* **Description of the task**: Select the lines below containing the word "Wind".

-------- Dataset extract --------

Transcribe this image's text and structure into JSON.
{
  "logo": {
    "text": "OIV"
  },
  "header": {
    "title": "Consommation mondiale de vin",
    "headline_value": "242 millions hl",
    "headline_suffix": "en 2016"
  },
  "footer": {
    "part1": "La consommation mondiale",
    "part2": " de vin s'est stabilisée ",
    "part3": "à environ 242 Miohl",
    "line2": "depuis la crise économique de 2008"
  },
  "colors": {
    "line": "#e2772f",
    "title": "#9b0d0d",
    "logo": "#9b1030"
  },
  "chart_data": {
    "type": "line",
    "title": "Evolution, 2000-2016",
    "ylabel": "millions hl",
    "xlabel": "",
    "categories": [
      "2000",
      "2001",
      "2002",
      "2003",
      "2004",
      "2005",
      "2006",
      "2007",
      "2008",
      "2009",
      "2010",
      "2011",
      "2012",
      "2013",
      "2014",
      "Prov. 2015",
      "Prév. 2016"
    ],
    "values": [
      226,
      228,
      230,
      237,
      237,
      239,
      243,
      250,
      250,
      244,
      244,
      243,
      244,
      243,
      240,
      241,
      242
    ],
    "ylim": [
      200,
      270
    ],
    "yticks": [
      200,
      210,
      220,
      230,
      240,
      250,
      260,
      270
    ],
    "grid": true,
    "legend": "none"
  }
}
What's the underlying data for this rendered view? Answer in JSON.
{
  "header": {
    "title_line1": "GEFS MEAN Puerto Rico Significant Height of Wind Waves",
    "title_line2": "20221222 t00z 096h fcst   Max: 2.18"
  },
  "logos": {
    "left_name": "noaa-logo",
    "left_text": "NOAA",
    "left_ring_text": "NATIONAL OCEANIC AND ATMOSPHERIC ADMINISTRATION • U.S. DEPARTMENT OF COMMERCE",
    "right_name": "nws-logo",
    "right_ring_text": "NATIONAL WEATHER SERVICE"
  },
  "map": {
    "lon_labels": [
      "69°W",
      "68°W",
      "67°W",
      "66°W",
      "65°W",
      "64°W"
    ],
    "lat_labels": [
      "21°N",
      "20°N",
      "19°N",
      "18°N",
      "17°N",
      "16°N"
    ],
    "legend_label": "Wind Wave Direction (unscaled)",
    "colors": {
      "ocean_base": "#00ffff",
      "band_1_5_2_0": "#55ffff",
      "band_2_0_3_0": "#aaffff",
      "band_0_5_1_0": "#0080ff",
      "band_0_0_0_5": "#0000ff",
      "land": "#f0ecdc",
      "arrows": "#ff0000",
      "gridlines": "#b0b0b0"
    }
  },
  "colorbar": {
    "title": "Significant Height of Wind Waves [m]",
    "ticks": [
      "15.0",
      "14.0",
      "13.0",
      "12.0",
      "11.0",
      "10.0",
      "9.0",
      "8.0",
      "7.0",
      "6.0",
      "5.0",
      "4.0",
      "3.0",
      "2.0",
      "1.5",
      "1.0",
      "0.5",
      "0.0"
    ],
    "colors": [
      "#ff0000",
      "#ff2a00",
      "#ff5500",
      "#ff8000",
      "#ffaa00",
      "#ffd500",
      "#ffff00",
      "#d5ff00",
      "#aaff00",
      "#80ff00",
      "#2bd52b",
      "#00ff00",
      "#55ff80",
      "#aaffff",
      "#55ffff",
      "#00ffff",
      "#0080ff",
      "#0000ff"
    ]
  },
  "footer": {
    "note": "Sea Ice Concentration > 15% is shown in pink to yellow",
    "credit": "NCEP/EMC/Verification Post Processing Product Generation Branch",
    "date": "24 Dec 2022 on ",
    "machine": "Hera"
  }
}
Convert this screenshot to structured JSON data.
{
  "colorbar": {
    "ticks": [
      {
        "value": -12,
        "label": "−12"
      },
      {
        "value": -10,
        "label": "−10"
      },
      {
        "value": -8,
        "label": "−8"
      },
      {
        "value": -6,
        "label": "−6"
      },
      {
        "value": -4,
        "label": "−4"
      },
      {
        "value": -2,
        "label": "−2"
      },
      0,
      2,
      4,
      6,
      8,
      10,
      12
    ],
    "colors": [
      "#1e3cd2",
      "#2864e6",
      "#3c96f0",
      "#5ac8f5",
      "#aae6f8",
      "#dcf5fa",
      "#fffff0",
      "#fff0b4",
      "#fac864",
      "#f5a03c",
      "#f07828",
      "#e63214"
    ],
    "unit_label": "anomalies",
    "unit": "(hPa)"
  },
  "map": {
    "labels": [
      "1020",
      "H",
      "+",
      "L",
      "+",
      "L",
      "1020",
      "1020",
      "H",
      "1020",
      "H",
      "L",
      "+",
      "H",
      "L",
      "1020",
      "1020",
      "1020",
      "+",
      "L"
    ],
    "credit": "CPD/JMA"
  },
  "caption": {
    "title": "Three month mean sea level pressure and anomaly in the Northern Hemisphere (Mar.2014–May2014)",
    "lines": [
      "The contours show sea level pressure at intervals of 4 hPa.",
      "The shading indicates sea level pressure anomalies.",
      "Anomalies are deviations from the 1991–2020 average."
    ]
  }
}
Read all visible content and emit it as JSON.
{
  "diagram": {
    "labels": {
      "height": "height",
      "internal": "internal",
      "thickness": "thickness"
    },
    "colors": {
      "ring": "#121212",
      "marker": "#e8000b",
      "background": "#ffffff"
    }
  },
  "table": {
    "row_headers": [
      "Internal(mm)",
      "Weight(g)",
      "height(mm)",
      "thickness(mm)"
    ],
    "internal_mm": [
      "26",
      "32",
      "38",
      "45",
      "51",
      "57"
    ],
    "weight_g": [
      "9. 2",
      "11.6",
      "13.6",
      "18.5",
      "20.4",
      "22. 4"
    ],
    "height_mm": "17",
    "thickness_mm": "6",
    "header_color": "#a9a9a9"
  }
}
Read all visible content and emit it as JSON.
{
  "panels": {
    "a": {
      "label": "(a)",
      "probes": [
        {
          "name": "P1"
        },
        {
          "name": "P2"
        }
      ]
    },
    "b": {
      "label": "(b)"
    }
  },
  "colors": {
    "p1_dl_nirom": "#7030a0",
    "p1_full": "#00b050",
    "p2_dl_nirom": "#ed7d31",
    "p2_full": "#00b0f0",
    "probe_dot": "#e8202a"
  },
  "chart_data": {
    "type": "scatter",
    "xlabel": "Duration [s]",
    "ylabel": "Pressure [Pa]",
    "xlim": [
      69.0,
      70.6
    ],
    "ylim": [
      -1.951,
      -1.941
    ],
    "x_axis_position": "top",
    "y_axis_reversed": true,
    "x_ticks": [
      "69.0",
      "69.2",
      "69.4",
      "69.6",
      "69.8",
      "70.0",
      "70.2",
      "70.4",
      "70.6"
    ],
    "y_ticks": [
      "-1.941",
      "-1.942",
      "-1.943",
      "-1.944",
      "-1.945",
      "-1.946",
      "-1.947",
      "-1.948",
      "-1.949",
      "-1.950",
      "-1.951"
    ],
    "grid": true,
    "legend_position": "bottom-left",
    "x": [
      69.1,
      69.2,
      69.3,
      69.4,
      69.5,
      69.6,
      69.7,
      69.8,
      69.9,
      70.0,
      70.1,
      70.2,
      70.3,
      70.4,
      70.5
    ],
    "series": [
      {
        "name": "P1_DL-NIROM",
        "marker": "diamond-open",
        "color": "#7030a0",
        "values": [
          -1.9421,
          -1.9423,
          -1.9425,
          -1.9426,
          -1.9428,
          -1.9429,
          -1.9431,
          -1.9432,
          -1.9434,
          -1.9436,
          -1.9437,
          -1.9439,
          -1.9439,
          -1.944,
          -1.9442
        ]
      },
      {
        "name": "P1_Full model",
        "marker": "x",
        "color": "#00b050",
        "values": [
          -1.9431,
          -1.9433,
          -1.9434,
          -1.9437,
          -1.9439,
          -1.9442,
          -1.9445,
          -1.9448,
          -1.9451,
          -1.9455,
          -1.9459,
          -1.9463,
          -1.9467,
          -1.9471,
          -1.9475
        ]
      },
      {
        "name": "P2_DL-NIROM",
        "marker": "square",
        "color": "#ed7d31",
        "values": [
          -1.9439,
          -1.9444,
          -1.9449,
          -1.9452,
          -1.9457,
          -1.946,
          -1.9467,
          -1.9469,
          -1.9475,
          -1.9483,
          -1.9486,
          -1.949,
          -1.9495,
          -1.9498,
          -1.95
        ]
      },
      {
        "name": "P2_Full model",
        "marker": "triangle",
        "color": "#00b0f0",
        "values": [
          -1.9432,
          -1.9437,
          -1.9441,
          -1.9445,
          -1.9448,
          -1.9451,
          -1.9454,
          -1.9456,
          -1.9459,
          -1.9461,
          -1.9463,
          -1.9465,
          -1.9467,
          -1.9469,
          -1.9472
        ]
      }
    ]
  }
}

--------

* **Task result**:
    "title_line1": "GEFS MEAN Puerto Rico Significant Height of Wind Waves",
    "legend_label": "Wind Wave Direction (unscaled)",
    "title": "Significant Height of Wind Waves [m]",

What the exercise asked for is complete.